What to work on: Answer with one number only: the number of lines that contain "JSON".

Data section:
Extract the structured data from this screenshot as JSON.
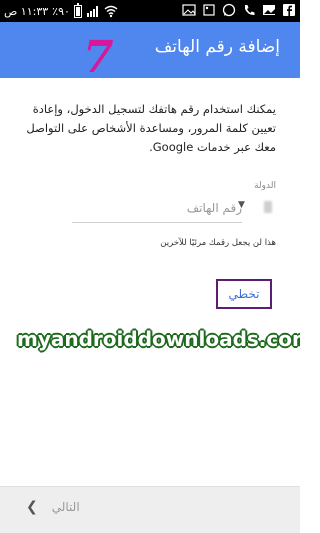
{
  "status_bar": {
    "clock": "١١:٣٣ ص",
    "battery": "٪٩٠",
    "icons_left": [
      "battery-icon",
      "signal-icon",
      "wifi-icon"
    ],
    "icons_right": [
      "facebook-icon",
      "image-icon",
      "whatsapp-icon",
      "phone-icon",
      "gallery-icon",
      "app-icon"
    ]
  },
  "app_bar": {
    "title": "إضافة رقم الهاتف",
    "step_number": "7",
    "background": "#4f87ee",
    "step_color": "#d6199a"
  },
  "intro_text": "يمكنك استخدام رقم هاتفك لتسجيل الدخول، وإعادة تعيين كلمة المرور، ومساعدة الأشخاص على التواصل معك عبر خدمات Google.",
  "country": {
    "label": "الدولة"
  },
  "phone": {
    "placeholder": "رقم الهاتف",
    "value": ""
  },
  "hint": "هذا لن يجعل رقمك مرئيًا للآخرين",
  "skip": {
    "label": "تخطي",
    "highlight_color": "#5b1e72"
  },
  "watermark": "myandroiddownloads.com",
  "footer": {
    "next_label": "التالي"
  }
}
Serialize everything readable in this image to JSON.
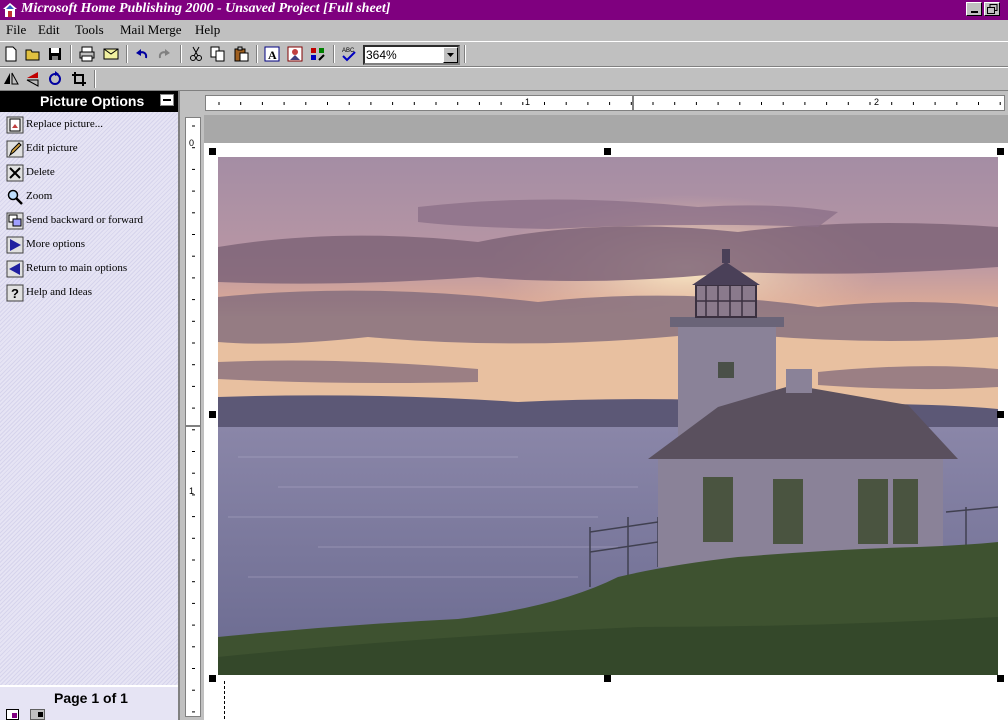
{
  "window": {
    "title": "Microsoft Home Publishing 2000 - Unsaved Project [Full sheet]"
  },
  "menu": [
    {
      "label": "File"
    },
    {
      "label": "Edit"
    },
    {
      "label": "Tools"
    },
    {
      "label": "Mail Merge"
    },
    {
      "label": "Help"
    }
  ],
  "toolbar": {
    "zoom_value": "364%"
  },
  "panel": {
    "title": "Picture Options",
    "options": [
      {
        "label": "Replace picture...",
        "icon": "replace-picture-icon"
      },
      {
        "label": "Edit picture",
        "icon": "pencil-icon"
      },
      {
        "label": "Delete",
        "icon": "delete-x-icon"
      },
      {
        "label": "Zoom",
        "icon": "magnifier-icon"
      },
      {
        "label": "Send backward or forward",
        "icon": "send-backward-icon"
      },
      {
        "label": "More options",
        "icon": "arrow-right-icon"
      },
      {
        "label": "Return to main options",
        "icon": "arrow-left-icon"
      },
      {
        "label": "Help and Ideas",
        "icon": "help-icon"
      }
    ],
    "page_indicator": "Page 1 of 1"
  },
  "ruler": {
    "h_marks": [
      "1",
      "2"
    ],
    "v_marks": [
      "0",
      "1"
    ]
  },
  "colors": {
    "titlebar": "#7f007f",
    "panel_bg": "#e6e4f4"
  }
}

Solution for this task: 2